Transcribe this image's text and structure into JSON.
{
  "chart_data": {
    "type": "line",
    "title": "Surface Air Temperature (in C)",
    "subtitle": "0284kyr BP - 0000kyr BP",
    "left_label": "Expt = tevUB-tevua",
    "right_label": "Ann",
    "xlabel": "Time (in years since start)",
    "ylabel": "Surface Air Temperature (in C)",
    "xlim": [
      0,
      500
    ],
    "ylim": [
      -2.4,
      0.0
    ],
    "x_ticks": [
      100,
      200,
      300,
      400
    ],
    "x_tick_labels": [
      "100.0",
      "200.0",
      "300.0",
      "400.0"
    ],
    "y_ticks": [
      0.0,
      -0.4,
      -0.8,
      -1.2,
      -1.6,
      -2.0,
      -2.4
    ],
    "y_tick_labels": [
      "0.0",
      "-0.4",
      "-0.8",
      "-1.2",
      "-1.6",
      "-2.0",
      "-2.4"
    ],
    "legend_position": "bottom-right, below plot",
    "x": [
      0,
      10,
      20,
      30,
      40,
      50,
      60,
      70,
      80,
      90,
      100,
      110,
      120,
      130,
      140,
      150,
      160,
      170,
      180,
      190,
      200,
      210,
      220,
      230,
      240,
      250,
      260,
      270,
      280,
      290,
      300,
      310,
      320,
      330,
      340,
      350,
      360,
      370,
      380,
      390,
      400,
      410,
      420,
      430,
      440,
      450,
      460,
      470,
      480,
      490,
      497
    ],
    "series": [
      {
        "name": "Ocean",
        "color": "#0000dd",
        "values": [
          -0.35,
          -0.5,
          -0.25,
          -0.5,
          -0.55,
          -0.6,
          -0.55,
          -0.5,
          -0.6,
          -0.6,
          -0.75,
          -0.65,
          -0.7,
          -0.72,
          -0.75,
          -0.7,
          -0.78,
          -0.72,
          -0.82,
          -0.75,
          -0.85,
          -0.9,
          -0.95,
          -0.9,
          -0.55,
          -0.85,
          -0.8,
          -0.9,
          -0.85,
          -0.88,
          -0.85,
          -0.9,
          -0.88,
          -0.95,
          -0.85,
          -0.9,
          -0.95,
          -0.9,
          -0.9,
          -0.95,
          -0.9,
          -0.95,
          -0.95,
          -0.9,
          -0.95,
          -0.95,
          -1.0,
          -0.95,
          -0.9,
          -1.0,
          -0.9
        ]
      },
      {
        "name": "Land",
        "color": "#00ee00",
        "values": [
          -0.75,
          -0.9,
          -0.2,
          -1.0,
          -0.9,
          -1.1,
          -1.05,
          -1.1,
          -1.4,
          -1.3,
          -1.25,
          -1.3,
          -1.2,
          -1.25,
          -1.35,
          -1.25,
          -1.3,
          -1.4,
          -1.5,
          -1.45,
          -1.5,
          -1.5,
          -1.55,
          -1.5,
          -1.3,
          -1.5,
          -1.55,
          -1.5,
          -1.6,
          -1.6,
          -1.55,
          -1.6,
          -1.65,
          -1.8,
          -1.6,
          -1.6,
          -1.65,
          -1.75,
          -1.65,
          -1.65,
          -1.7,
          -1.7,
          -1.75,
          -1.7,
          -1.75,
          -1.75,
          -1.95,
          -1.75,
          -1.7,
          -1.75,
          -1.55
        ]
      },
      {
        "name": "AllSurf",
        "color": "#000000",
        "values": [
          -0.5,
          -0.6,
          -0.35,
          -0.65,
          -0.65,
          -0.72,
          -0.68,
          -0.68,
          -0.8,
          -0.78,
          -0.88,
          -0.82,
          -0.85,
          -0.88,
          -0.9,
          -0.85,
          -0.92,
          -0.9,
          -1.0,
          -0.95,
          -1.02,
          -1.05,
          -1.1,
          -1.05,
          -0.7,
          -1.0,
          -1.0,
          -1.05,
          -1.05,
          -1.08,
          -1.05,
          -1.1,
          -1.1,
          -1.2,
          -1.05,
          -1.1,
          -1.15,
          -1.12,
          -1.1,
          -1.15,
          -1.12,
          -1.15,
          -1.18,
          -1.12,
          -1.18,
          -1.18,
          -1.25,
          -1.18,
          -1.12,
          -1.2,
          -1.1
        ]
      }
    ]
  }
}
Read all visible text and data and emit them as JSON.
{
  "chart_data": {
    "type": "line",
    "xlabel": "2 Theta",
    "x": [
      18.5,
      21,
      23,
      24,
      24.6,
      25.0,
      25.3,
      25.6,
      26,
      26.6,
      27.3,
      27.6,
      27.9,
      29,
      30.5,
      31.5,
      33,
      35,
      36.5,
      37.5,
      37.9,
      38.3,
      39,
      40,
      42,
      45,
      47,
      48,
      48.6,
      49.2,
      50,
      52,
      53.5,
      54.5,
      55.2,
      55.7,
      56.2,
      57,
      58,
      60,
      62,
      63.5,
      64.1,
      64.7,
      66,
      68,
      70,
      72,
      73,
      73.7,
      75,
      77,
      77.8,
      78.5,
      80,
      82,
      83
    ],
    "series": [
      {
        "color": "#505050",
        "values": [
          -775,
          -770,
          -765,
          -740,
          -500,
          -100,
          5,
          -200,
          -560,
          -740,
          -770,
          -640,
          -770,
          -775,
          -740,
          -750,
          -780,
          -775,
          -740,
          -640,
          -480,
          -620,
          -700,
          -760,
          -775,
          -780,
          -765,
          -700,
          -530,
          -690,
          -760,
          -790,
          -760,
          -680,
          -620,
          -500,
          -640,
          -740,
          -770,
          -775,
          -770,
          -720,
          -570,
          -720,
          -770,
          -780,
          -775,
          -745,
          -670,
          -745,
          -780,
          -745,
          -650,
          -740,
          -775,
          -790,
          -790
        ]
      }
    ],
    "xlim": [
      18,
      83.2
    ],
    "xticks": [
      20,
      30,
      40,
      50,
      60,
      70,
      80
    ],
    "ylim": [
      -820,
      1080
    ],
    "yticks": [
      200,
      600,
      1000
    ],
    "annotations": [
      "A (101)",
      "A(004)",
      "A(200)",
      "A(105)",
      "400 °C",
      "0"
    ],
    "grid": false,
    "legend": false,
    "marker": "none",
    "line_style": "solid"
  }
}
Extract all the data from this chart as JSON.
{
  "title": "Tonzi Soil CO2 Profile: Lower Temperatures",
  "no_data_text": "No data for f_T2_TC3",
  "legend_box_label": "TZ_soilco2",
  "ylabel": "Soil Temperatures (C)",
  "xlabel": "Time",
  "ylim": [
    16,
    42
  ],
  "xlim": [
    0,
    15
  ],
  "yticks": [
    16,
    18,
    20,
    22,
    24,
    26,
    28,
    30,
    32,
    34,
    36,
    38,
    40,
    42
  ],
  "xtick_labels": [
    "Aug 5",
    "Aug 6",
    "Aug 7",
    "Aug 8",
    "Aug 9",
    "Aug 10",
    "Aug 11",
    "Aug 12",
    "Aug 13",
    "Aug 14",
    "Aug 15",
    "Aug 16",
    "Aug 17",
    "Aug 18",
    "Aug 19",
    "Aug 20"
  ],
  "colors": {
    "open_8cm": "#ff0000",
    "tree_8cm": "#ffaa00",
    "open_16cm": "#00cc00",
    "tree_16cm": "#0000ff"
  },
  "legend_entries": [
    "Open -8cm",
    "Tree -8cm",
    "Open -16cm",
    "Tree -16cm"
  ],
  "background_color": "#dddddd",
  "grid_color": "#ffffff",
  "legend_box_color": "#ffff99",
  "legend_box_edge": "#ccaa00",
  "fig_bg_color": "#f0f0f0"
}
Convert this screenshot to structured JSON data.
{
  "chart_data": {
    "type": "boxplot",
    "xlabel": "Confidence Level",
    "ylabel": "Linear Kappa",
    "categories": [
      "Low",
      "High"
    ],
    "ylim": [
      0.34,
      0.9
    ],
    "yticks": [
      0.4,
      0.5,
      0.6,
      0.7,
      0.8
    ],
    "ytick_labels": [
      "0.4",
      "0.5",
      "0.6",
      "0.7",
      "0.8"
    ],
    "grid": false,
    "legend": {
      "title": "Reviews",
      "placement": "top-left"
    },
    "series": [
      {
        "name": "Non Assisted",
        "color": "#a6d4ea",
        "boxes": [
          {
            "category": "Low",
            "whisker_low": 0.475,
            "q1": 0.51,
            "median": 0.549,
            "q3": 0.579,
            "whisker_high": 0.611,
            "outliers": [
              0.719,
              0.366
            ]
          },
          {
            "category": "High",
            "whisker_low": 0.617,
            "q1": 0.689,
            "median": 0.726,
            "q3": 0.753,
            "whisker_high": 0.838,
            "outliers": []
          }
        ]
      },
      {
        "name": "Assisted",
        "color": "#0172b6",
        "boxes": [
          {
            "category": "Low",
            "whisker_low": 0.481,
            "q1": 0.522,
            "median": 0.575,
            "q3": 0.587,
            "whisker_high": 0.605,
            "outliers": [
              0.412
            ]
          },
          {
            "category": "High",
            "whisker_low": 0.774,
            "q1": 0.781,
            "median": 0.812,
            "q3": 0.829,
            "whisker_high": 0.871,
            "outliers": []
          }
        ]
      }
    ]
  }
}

..........

WHAT YOU SHOULD DO: Count each line above in which the string "Surface" appears, then state only the total.

EXERCISE SOLUTION: 2